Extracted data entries

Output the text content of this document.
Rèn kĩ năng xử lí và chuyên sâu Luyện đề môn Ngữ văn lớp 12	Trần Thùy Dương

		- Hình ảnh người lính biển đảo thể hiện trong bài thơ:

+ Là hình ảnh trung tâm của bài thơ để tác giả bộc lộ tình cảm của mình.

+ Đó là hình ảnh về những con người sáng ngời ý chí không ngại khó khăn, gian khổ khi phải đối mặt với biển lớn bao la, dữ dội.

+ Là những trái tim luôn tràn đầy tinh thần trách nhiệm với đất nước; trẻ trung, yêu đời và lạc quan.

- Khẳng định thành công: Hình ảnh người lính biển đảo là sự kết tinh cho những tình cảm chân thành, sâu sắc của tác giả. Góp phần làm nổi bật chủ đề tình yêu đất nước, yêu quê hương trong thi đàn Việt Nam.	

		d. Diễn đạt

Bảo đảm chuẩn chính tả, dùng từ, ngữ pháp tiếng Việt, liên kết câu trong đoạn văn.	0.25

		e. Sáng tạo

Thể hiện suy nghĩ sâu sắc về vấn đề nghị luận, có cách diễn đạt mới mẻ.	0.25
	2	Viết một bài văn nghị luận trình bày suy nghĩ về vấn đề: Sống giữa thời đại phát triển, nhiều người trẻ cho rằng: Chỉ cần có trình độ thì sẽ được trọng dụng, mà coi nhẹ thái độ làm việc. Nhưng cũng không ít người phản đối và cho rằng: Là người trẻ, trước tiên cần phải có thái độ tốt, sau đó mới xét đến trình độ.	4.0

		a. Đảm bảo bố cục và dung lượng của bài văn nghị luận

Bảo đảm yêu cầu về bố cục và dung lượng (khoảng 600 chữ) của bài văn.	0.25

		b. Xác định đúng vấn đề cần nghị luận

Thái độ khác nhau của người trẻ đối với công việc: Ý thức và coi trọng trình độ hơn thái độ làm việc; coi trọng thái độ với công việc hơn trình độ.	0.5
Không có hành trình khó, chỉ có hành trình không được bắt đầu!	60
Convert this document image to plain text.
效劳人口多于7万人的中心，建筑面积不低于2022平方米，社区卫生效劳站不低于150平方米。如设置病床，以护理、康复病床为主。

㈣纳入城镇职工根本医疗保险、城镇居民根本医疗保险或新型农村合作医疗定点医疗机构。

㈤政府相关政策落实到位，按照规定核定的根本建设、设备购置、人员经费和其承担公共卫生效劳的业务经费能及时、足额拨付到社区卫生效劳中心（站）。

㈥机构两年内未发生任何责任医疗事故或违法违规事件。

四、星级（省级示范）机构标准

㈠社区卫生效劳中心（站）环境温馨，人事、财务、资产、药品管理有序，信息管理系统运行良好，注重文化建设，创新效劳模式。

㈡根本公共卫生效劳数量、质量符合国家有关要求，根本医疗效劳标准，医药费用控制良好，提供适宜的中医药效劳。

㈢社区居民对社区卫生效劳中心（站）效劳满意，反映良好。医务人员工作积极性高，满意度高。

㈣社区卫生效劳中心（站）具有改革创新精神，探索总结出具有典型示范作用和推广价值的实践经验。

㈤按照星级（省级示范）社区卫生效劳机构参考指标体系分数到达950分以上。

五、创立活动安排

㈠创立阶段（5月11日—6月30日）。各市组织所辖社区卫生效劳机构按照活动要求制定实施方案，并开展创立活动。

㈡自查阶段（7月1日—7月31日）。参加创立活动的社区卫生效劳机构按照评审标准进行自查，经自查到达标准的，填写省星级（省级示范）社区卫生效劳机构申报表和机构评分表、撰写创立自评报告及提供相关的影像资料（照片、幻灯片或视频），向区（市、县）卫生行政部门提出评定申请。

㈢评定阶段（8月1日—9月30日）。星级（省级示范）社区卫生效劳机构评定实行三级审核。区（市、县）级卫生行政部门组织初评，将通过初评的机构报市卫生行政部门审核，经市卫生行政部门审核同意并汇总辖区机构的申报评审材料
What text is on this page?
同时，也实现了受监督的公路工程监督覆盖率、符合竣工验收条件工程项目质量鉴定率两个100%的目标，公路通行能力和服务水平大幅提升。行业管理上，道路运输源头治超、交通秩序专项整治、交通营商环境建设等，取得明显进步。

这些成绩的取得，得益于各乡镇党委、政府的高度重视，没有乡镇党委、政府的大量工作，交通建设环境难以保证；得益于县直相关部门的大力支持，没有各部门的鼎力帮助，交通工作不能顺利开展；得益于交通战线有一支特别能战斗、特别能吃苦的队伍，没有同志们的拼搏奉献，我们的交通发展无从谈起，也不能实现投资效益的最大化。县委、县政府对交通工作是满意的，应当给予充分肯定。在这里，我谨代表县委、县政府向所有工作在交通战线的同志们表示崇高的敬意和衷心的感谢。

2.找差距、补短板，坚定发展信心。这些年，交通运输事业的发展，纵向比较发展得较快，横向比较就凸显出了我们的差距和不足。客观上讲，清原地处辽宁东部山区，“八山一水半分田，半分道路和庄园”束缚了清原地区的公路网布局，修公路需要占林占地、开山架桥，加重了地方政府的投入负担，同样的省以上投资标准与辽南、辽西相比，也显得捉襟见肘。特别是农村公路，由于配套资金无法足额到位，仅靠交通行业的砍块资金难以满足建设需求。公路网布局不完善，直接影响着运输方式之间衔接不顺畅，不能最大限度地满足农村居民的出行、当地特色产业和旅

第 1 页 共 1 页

▶ _INSTRUCTION_: Copy the records above exactly as they appear.

▶ _SOLUTION BELOW_:
Output the text content of this document.
Rèn kĩ năng xử lí và chuyên sâu Luyện đề môn Ngữ văn lớp 12	Trần Thùy Dương

		- Hình ảnh người lính biển đảo thể hiện trong bài thơ:

+ Là hình ảnh trung tâm của bài thơ để tác giả bộc lộ tình cảm của mình.

+ Đó là hình ảnh về những con người sáng ngời ý chí không ngại khó khăn, gian khổ khi phải đối mặt với biển lớn bao la, dữ dội.

+ Là những trái tim luôn tràn đầy tinh thần trách nhiệm với đất nước; trẻ trung, yêu đời và lạc quan.

- Khẳng định thành công: Hình ảnh người lính biển đảo là sự kết tinh cho những tình cảm chân thành, sâu sắc của tác giả. Góp phần làm nổi bật chủ đề tình yêu đất nước, yêu quê hương trong thi đàn Việt Nam.	

		d. Diễn đạt

Bảo đảm chuẩn chính tả, dùng từ, ngữ pháp tiếng Việt, liên kết câu trong đoạn văn.	0.25

		e. Sáng tạo

Thể hiện suy nghĩ sâu sắc về vấn đề nghị luận, có cách diễn đạt mới mẻ.	0.25
	2	Viết một bài văn nghị luận trình bày suy nghĩ về vấn đề: Sống giữa thời đại phát triển, nhiều người trẻ cho rằng: Chỉ cần có trình độ thì sẽ được trọng dụng, mà coi nhẹ thái độ làm việc. Nhưng cũng không ít người phản đối và cho rằng: Là người trẻ, trước tiên cần phải có thái độ tốt, sau đó mới xét đến trình độ.	4.0

		a. Đảm bảo bố cục và dung lượng của bài văn nghị luận

Bảo đảm yêu cầu về bố cục và dung lượng (khoảng 600 chữ) của bài văn.	0.25

		b. Xác định đúng vấn đề cần nghị luận

Thái độ khác nhau của người trẻ đối với công việc: Ý thức và coi trọng trình độ hơn thái độ làm việc; coi trọng thái độ với công việc hơn trình độ.	0.5
Không có hành trình khó, chỉ có hành trình không được bắt đầu!	60
Convert this document image to plain text.
效劳人口多于7万人的中心，建筑面积不低于2022平方米，社区卫生效劳站不低于150平方米。如设置病床，以护理、康复病床为主。

㈣纳入城镇职工根本医疗保险、城镇居民根本医疗保险或新型农村合作医疗定点医疗机构。

㈤政府相关政策落实到位，按照规定核定的根本建设、设备购置、人员经费和其承担公共卫生效劳的业务经费能及时、足额拨付到社区卫生效劳中心（站）。

㈥机构两年内未发生任何责任医疗事故或违法违规事件。

四、星级（省级示范）机构标准

㈠社区卫生效劳中心（站）环境温馨，人事、财务、资产、药品管理有序，信息管理系统运行良好，注重文化建设，创新效劳模式。

㈡根本公共卫生效劳数量、质量符合国家有关要求，根本医疗效劳标准，医药费用控制良好，提供适宜的中医药效劳。

㈢社区居民对社区卫生效劳中心（站）效劳满意，反映良好。医务人员工作积极性高，满意度高。

㈣社区卫生效劳中心（站）具有改革创新精神，探索总结出具有典型示范作用和推广价值的实践经验。

㈤按照星级（省级示范）社区卫生效劳机构参考指标体系分数到达950分以上。

五、创立活动安排

㈠创立阶段（5月11日—6月30日）。各市组织所辖社区卫生效劳机构按照活动要求制定实施方案，并开展创立活动。

㈡自查阶段（7月1日—7月31日）。参加创立活动的社区卫生效劳机构按照评审标准进行自查，经自查到达标准的，填写省星级（省级示范）社区卫生效劳机构申报表和机构评分表、撰写创立自评报告及提供相关的影像资料（照片、幻灯片或视频），向区（市、县）卫生行政部门提出评定申请。

㈢评定阶段（8月1日—9月30日）。星级（省级示范）社区卫生效劳机构评定实行三级审核。区（市、县）级卫生行政部门组织初评，将通过初评的机构报市卫生行政部门审核，经市卫生行政部门审核同意并汇总辖区机构的申报评审材料
What text is on this page?
同时，也实现了受监督的公路工程监督覆盖率、符合竣工验收条件工程项目质量鉴定率两个100%的目标，公路通行能力和服务水平大幅提升。行业管理上，道路运输源头治超、交通秩序专项整治、交通营商环境建设等，取得明显进步。

这些成绩的取得，得益于各乡镇党委、政府的高度重视，没有乡镇党委、政府的大量工作，交通建设环境难以保证；得益于县直相关部门的大力支持，没有各部门的鼎力帮助，交通工作不能顺利开展；得益于交通战线有一支特别能战斗、特别能吃苦的队伍，没有同志们的拼搏奉献，我们的交通发展无从谈起，也不能实现投资效益的最大化。县委、县政府对交通工作是满意的，应当给予充分肯定。在这里，我谨代表县委、县政府向所有工作在交通战线的同志们表示崇高的敬意和衷心的感谢。

2.找差距、补短板，坚定发展信心。这些年，交通运输事业的发展，纵向比较发展得较快，横向比较就凸显出了我们的差距和不足。客观上讲，清原地处辽宁东部山区，“八山一水半分田，半分道路和庄园”束缚了清原地区的公路网布局，修公路需要占林占地、开山架桥，加重了地方政府的投入负担，同样的省以上投资标准与辽南、辽西相比，也显得捉襟见肘。特别是农村公路，由于配套资金无法足额到位，仅靠交通行业的砍块资金难以满足建设需求。公路网布局不完善，直接影响着运输方式之间衔接不顺畅，不能最大限度地满足农村居民的出行、当地特色产业和旅

第 1 页 共 1 页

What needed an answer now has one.